BRIEF: Retype all of the data exactly as given.

◇ ◇ ◇ ◇

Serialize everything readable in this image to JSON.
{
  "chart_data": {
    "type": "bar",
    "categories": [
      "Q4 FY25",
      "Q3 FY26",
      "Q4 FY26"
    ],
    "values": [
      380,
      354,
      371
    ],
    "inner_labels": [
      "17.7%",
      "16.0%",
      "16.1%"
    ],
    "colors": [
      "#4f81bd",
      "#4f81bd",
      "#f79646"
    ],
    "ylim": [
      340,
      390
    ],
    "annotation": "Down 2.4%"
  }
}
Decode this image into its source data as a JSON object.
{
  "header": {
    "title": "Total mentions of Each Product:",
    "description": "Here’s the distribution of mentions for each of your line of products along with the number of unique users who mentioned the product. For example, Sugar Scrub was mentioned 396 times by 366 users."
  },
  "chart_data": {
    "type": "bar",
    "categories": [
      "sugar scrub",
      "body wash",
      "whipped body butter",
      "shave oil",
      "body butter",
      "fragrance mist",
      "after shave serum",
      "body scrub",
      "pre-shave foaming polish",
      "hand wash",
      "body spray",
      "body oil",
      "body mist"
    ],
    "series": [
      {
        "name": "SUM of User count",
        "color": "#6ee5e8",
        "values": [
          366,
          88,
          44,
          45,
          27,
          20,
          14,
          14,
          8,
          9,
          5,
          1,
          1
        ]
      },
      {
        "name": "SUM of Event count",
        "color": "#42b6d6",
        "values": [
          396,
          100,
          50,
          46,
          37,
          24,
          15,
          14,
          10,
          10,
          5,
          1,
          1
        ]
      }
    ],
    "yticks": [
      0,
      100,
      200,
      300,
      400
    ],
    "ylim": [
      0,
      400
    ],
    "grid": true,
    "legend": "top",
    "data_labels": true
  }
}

◇ ◇ ◇ ◇

WRITTEN RESPONSE:
Serialize everything readable in this image to JSON.
{
  "chart_data": {
    "type": "bar",
    "categories": [
      "Q4 FY25",
      "Q3 FY26",
      "Q4 FY26"
    ],
    "values": [
      380,
      354,
      371
    ],
    "inner_labels": [
      "17.7%",
      "16.0%",
      "16.1%"
    ],
    "colors": [
      "#4f81bd",
      "#4f81bd",
      "#f79646"
    ],
    "ylim": [
      340,
      390
    ],
    "annotation": "Down 2.4%"
  }
}
Decode this image into its source data as a JSON object.
{
  "header": {
    "title": "Total mentions of Each Product:",
    "description": "Here’s the distribution of mentions for each of your line of products along with the number of unique users who mentioned the product. For example, Sugar Scrub was mentioned 396 times by 366 users."
  },
  "chart_data": {
    "type": "bar",
    "categories": [
      "sugar scrub",
      "body wash",
      "whipped body butter",
      "shave oil",
      "body butter",
      "fragrance mist",
      "after shave serum",
      "body scrub",
      "pre-shave foaming polish",
      "hand wash",
      "body spray",
      "body oil",
      "body mist"
    ],
    "series": [
      {
        "name": "SUM of User count",
        "color": "#6ee5e8",
        "values": [
          366,
          88,
          44,
          45,
          27,
          20,
          14,
          14,
          8,
          9,
          5,
          1,
          1
        ]
      },
      {
        "name": "SUM of Event count",
        "color": "#42b6d6",
        "values": [
          396,
          100,
          50,
          46,
          37,
          24,
          15,
          14,
          10,
          10,
          5,
          1,
          1
        ]
      }
    ],
    "yticks": [
      0,
      100,
      200,
      300,
      400
    ],
    "ylim": [
      0,
      400
    ],
    "grid": true,
    "legend": "top",
    "data_labels": true
  }
}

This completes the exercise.